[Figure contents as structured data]
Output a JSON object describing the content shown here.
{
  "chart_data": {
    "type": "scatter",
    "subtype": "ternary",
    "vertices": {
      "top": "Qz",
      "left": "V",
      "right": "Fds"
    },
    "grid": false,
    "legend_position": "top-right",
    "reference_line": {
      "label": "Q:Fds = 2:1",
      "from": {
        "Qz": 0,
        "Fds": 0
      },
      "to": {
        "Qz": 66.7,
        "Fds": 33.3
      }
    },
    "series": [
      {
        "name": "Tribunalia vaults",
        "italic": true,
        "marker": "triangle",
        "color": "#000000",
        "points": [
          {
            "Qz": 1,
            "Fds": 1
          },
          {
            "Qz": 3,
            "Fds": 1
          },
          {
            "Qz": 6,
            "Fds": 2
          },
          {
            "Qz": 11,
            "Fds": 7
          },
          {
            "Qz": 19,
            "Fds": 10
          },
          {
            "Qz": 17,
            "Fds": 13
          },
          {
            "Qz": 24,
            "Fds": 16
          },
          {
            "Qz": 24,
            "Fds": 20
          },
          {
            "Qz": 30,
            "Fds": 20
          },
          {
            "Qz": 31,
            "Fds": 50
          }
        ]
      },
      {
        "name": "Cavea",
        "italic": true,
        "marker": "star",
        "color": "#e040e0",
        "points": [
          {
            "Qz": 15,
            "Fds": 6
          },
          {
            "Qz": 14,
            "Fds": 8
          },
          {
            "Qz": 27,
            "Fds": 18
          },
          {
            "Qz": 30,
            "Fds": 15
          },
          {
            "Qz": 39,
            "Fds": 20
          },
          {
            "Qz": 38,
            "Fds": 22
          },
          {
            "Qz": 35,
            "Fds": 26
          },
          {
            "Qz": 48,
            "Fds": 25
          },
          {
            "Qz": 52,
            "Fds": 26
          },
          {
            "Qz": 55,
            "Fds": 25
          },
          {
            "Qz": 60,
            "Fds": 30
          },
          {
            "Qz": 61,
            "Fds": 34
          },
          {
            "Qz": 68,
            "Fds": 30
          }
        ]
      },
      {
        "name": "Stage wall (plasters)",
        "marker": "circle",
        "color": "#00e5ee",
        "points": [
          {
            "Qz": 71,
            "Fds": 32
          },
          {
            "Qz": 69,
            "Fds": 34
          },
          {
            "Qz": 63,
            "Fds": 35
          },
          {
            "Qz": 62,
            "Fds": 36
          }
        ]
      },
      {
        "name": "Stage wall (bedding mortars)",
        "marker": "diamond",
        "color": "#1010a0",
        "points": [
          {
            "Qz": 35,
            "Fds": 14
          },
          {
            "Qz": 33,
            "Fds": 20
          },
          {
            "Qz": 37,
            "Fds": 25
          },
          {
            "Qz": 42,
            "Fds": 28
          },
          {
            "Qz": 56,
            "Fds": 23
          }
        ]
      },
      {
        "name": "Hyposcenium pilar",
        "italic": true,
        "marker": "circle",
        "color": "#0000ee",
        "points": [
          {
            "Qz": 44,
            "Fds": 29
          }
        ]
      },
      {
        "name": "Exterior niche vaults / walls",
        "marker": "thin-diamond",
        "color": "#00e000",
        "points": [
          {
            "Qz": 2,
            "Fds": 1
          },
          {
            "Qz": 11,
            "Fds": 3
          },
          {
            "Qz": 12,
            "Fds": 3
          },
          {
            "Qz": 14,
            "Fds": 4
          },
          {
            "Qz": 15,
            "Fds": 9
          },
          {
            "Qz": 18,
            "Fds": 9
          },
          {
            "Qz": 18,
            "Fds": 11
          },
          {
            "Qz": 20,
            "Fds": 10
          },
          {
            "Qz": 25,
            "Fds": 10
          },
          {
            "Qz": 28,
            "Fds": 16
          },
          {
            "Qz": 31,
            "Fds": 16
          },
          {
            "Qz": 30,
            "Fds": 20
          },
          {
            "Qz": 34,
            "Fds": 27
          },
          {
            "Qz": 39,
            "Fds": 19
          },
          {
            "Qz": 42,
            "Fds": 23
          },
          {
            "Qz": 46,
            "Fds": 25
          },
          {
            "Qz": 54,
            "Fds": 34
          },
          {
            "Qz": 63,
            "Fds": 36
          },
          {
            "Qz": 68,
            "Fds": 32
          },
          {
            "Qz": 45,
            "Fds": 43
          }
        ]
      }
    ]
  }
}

# What you have to do
Output every line above without altering anything.

# Output for this task
Output a JSON object describing the content shown here.
{
  "chart_data": {
    "type": "scatter",
    "subtype": "ternary",
    "vertices": {
      "top": "Qz",
      "left": "V",
      "right": "Fds"
    },
    "grid": false,
    "legend_position": "top-right",
    "reference_line": {
      "label": "Q:Fds = 2:1",
      "from": {
        "Qz": 0,
        "Fds": 0
      },
      "to": {
        "Qz": 66.7,
        "Fds": 33.3
      }
    },
    "series": [
      {
        "name": "Tribunalia vaults",
        "italic": true,
        "marker": "triangle",
        "color": "#000000",
        "points": [
          {
            "Qz": 1,
            "Fds": 1
          },
          {
            "Qz": 3,
            "Fds": 1
          },
          {
            "Qz": 6,
            "Fds": 2
          },
          {
            "Qz": 11,
            "Fds": 7
          },
          {
            "Qz": 19,
            "Fds": 10
          },
          {
            "Qz": 17,
            "Fds": 13
          },
          {
            "Qz": 24,
            "Fds": 16
          },
          {
            "Qz": 24,
            "Fds": 20
          },
          {
            "Qz": 30,
            "Fds": 20
          },
          {
            "Qz": 31,
            "Fds": 50
          }
        ]
      },
      {
        "name": "Cavea",
        "italic": true,
        "marker": "star",
        "color": "#e040e0",
        "points": [
          {
            "Qz": 15,
            "Fds": 6
          },
          {
            "Qz": 14,
            "Fds": 8
          },
          {
            "Qz": 27,
            "Fds": 18
          },
          {
            "Qz": 30,
            "Fds": 15
          },
          {
            "Qz": 39,
            "Fds": 20
          },
          {
            "Qz": 38,
            "Fds": 22
          },
          {
            "Qz": 35,
            "Fds": 26
          },
          {
            "Qz": 48,
            "Fds": 25
          },
          {
            "Qz": 52,
            "Fds": 26
          },
          {
            "Qz": 55,
            "Fds": 25
          },
          {
            "Qz": 60,
            "Fds": 30
          },
          {
            "Qz": 61,
            "Fds": 34
          },
          {
            "Qz": 68,
            "Fds": 30
          }
        ]
      },
      {
        "name": "Stage wall (plasters)",
        "marker": "circle",
        "color": "#00e5ee",
        "points": [
          {
            "Qz": 71,
            "Fds": 32
          },
          {
            "Qz": 69,
            "Fds": 34
          },
          {
            "Qz": 63,
            "Fds": 35
          },
          {
            "Qz": 62,
            "Fds": 36
          }
        ]
      },
      {
        "name": "Stage wall (bedding mortars)",
        "marker": "diamond",
        "color": "#1010a0",
        "points": [
          {
            "Qz": 35,
            "Fds": 14
          },
          {
            "Qz": 33,
            "Fds": 20
          },
          {
            "Qz": 37,
            "Fds": 25
          },
          {
            "Qz": 42,
            "Fds": 28
          },
          {
            "Qz": 56,
            "Fds": 23
          }
        ]
      },
      {
        "name": "Hyposcenium pilar",
        "italic": true,
        "marker": "circle",
        "color": "#0000ee",
        "points": [
          {
            "Qz": 44,
            "Fds": 29
          }
        ]
      },
      {
        "name": "Exterior niche vaults / walls",
        "marker": "thin-diamond",
        "color": "#00e000",
        "points": [
          {
            "Qz": 2,
            "Fds": 1
          },
          {
            "Qz": 11,
            "Fds": 3
          },
          {
            "Qz": 12,
            "Fds": 3
          },
          {
            "Qz": 14,
            "Fds": 4
          },
          {
            "Qz": 15,
            "Fds": 9
          },
          {
            "Qz": 18,
            "Fds": 9
          },
          {
            "Qz": 18,
            "Fds": 11
          },
          {
            "Qz": 20,
            "Fds": 10
          },
          {
            "Qz": 25,
            "Fds": 10
          },
          {
            "Qz": 28,
            "Fds": 16
          },
          {
            "Qz": 31,
            "Fds": 16
          },
          {
            "Qz": 30,
            "Fds": 20
          },
          {
            "Qz": 34,
            "Fds": 27
          },
          {
            "Qz": 39,
            "Fds": 19
          },
          {
            "Qz": 42,
            "Fds": 23
          },
          {
            "Qz": 46,
            "Fds": 25
          },
          {
            "Qz": 54,
            "Fds": 34
          },
          {
            "Qz": 63,
            "Fds": 36
          },
          {
            "Qz": 68,
            "Fds": 32
          },
          {
            "Qz": 45,
            "Fds": 43
          }
        ]
      }
    ]
  }
}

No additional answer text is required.